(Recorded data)
^^^^

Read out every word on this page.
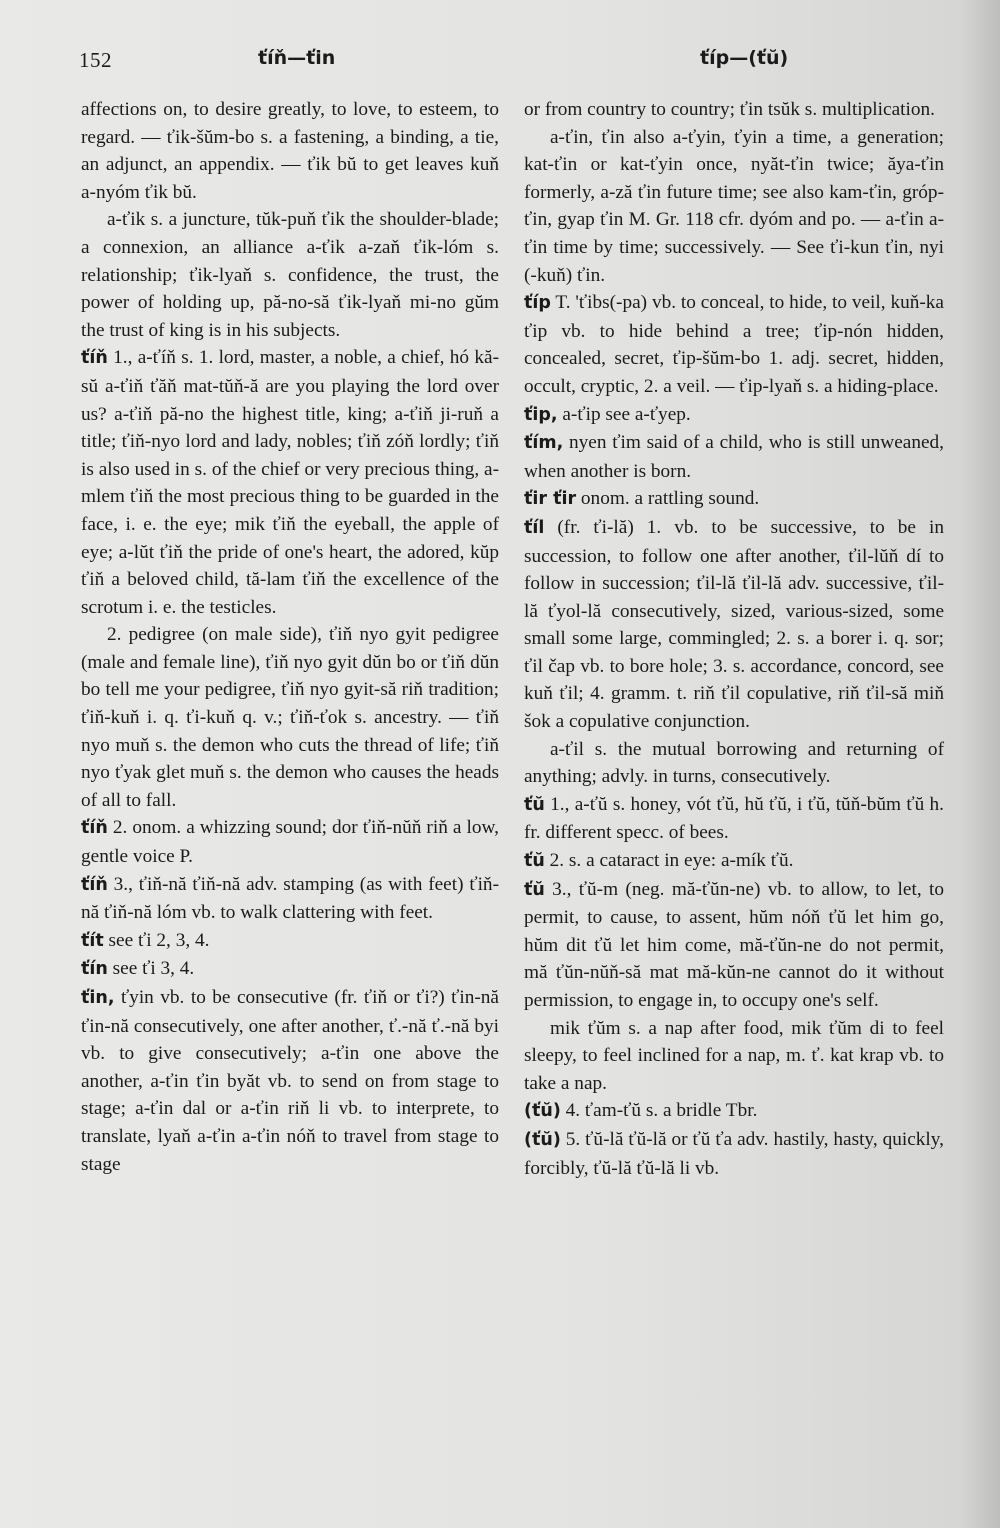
152	ťíň—ťin	ťíp—(ťŭ)

affections on, to desire greatly, to love, to esteem, to regard. — ťik-šŭm-bo s. a fastening, a binding, a tie, an adjunct, an appendix. — ťik bŭ to get leaves kuň a-nyóm ťik bŭ.

a-ťik s. a juncture, tŭk-puň ťik the shoulder-blade; a connexion, an alliance a-ťik a-zaň ťik-lóm s. relationship; ťik-lyaň s. confidence, the trust, the power of holding up, pă-no-să ťik-lyaň mi-no gŭm the trust of king is in his subjects.

ťíň 1., a-ťíň s. 1. lord, master, a noble, a chief, hó kă-sŭ a-ťiň ťăň mat-tŭň-ă are you playing the lord over us? a-ťiň pă-no the highest title, king; a-ťiň ji-ruň a title; ťiň-nyo lord and lady, nobles; ťiň zóň lordly; ťiň is also used in s. of the chief or very precious thing, a-mlem ťiň the most precious thing to be guarded in the face, i. e. the eye; mik ťiň the eyeball, the apple of eye; a-lŭt ťiň the pride of one's heart, the adored, kŭp ťiň a beloved child, tă-lam ťiň the excellence of the scrotum i. e. the testicles.

2. pedigree (on male side), ťiň nyo gyit pedigree (male and female line), ťiň nyo gyit dŭn bo or ťiň dŭn bo tell me your pedigree, ťiň nyo gyit-să riň tradition; ťiň-kuň i. q. ťi-kuň q. v.; ťiň-ťok s. ancestry. — ťiň nyo muň s. the demon who cuts the thread of life; ťiň nyo ťyak glet muň s. the demon who causes the heads of all to fall.

ťíň 2. onom. a whizzing sound; dor ťiň-nŭň riň a low, gentle voice P.

ťíň 3., ťiň-nă ťiň-nă adv. stamping (as with feet) ťiň-nă ťiň-nă lóm vb. to walk clattering with feet.

ťít see ťi 2, 3, 4.

ťín see ťi 3, 4.

ťin, ťyin vb. to be consecutive (fr. ťiň or ťi?) ťin-nă ťin-nă consecutively, one after another, ť.-nă ť.-nă byi vb. to give consecutively; a-ťin one above the another, a-ťin ťin byăt vb. to send on from stage to stage; a-ťin dal or a-ťin riň li vb. to interprete, to translate, lyaň a-ťin a-ťin nóň to travel from stage to stage

or from country to country; ťin tsŭk s. multiplication.

a-ťin, ťin also a-ťyin, ťyin a time, a generation; kat-ťin or kat-ťyin once, nyăt-ťin twice; ăya-ťin formerly, a-ză ťin future time; see also kam-ťin, gróp-ťin, gyap ťin M. Gr. 118 cfr. dyóm and po. — a-ťin a-ťin time by time; successively. — See ťi-kun ťin, nyi (-kuň) ťin.

ťíp T. 'ťibs(-pa) vb. to conceal, to hide, to veil, kuň-ka ťip vb. to hide behind a tree; ťip-nón hidden, concealed, secret, ťip-šŭm-bo 1. adj. secret, hidden, occult, cryptic, 2. a veil. — ťip-lyaň s. a hiding-place.

ťip, a-ťip see a-ťyep.

ťím, nyen ťim said of a child, who is still unweaned, when another is born.

ťir ťir onom. a rattling sound.

ťíl (fr. ťi-lă) 1. vb. to be successive, to be in succession, to follow one after another, ťil-lŭň dí to follow in succession; ťil-lă ťil-lă adv. successive, ťil-lă ťyol-lă consecutively, sized, various-sized, some small some large, commingled; 2. s. a borer i. q. sor; ťil čap vb. to bore hole; 3. s. accordance, concord, see kuň ťil; 4. gramm. t. riň ťil copulative, riň ťil-să miň šok a copulative conjunction.

a-ťil s. the mutual borrowing and returning of anything; advly. in turns, consecutively.

ťŭ 1., a-ťŭ s. honey, vót ťŭ, hŭ ťŭ, i ťŭ, tŭň-bŭm ťŭ h. fr. different specc. of bees.

ťŭ 2. s. a cataract in eye: a-mík ťŭ.

ťŭ 3., ťŭ-m (neg. mă-ťŭn-ne) vb. to allow, to let, to permit, to cause, to assent, hŭm nóň ťŭ let him go, hŭm dit ťŭ let him come, mă-ťŭn-ne do not permit, mă ťŭn-nŭň-să mat mă-kŭn-ne cannot do it without permission, to engage in, to occupy one's self.

mik ťŭm s. a nap after food, mik ťŭm di to feel sleepy, to feel inclined for a nap, m. ť. kat krap vb. to take a nap.

(ťŭ) 4. ťam-ťŭ s. a bridle Tbr.

(ťŭ) 5. ťŭ-lă ťŭ-lă or ťŭ ťa adv. hastily, hasty, quickly, forcibly, ťŭ-lă ťŭ-lă li vb.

^^^^

▸ Prompt: Every record above must be given again exactly; drop the pictures.

▸ Task output:
Read out every word on this page.
152	ťíň—ťin	ťíp—(ťŭ)

affections on, to desire greatly, to love, to esteem, to regard. — ťik-šŭm-bo s. a fastening, a binding, a tie, an adjunct, an appendix. — ťik bŭ to get leaves kuň a-nyóm ťik bŭ.

a-ťik s. a juncture, tŭk-puň ťik the shoulder-blade; a connexion, an alliance a-ťik a-zaň ťik-lóm s. relationship; ťik-lyaň s. confidence, the trust, the power of holding up, pă-no-să ťik-lyaň mi-no gŭm the trust of king is in his subjects.

ťíň 1., a-ťíň s. 1. lord, master, a noble, a chief, hó kă-sŭ a-ťiň ťăň mat-tŭň-ă are you playing the lord over us? a-ťiň pă-no the highest title, king; a-ťiň ji-ruň a title; ťiň-nyo lord and lady, nobles; ťiň zóň lordly; ťiň is also used in s. of the chief or very precious thing, a-mlem ťiň the most precious thing to be guarded in the face, i. e. the eye; mik ťiň the eyeball, the apple of eye; a-lŭt ťiň the pride of one's heart, the adored, kŭp ťiň a beloved child, tă-lam ťiň the excellence of the scrotum i. e. the testicles.

2. pedigree (on male side), ťiň nyo gyit pedigree (male and female line), ťiň nyo gyit dŭn bo or ťiň dŭn bo tell me your pedigree, ťiň nyo gyit-să riň tradition; ťiň-kuň i. q. ťi-kuň q. v.; ťiň-ťok s. ancestry. — ťiň nyo muň s. the demon who cuts the thread of life; ťiň nyo ťyak glet muň s. the demon who causes the heads of all to fall.

ťíň 2. onom. a whizzing sound; dor ťiň-nŭň riň a low, gentle voice P.

ťíň 3., ťiň-nă ťiň-nă adv. stamping (as with feet) ťiň-nă ťiň-nă lóm vb. to walk clattering with feet.

ťít see ťi 2, 3, 4.

ťín see ťi 3, 4.

ťin, ťyin vb. to be consecutive (fr. ťiň or ťi?) ťin-nă ťin-nă consecutively, one after another, ť.-nă ť.-nă byi vb. to give consecutively; a-ťin one above the another, a-ťin ťin byăt vb. to send on from stage to stage; a-ťin dal or a-ťin riň li vb. to interprete, to translate, lyaň a-ťin a-ťin nóň to travel from stage to stage

or from country to country; ťin tsŭk s. multiplication.

a-ťin, ťin also a-ťyin, ťyin a time, a generation; kat-ťin or kat-ťyin once, nyăt-ťin twice; ăya-ťin formerly, a-ză ťin future time; see also kam-ťin, gróp-ťin, gyap ťin M. Gr. 118 cfr. dyóm and po. — a-ťin a-ťin time by time; successively. — See ťi-kun ťin, nyi (-kuň) ťin.

ťíp T. 'ťibs(-pa) vb. to conceal, to hide, to veil, kuň-ka ťip vb. to hide behind a tree; ťip-nón hidden, concealed, secret, ťip-šŭm-bo 1. adj. secret, hidden, occult, cryptic, 2. a veil. — ťip-lyaň s. a hiding-place.

ťip, a-ťip see a-ťyep.

ťím, nyen ťim said of a child, who is still unweaned, when another is born.

ťir ťir onom. a rattling sound.

ťíl (fr. ťi-lă) 1. vb. to be successive, to be in succession, to follow one after another, ťil-lŭň dí to follow in succession; ťil-lă ťil-lă adv. successive, ťil-lă ťyol-lă consecutively, sized, various-sized, some small some large, commingled; 2. s. a borer i. q. sor; ťil čap vb. to bore hole; 3. s. accordance, concord, see kuň ťil; 4. gramm. t. riň ťil copulative, riň ťil-să miň šok a copulative conjunction.

a-ťil s. the mutual borrowing and returning of anything; advly. in turns, consecutively.

ťŭ 1., a-ťŭ s. honey, vót ťŭ, hŭ ťŭ, i ťŭ, tŭň-bŭm ťŭ h. fr. different specc. of bees.

ťŭ 2. s. a cataract in eye: a-mík ťŭ.

ťŭ 3., ťŭ-m (neg. mă-ťŭn-ne) vb. to allow, to let, to permit, to cause, to assent, hŭm nóň ťŭ let him go, hŭm dit ťŭ let him come, mă-ťŭn-ne do not permit, mă ťŭn-nŭň-să mat mă-kŭn-ne cannot do it without permission, to engage in, to occupy one's self.

mik ťŭm s. a nap after food, mik ťŭm di to feel sleepy, to feel inclined for a nap, m. ť. kat krap vb. to take a nap.

(ťŭ) 4. ťam-ťŭ s. a bridle Tbr.

(ťŭ) 5. ťŭ-lă ťŭ-lă or ťŭ ťa adv. hastily, hasty, quickly, forcibly, ťŭ-lă ťŭ-lă li vb.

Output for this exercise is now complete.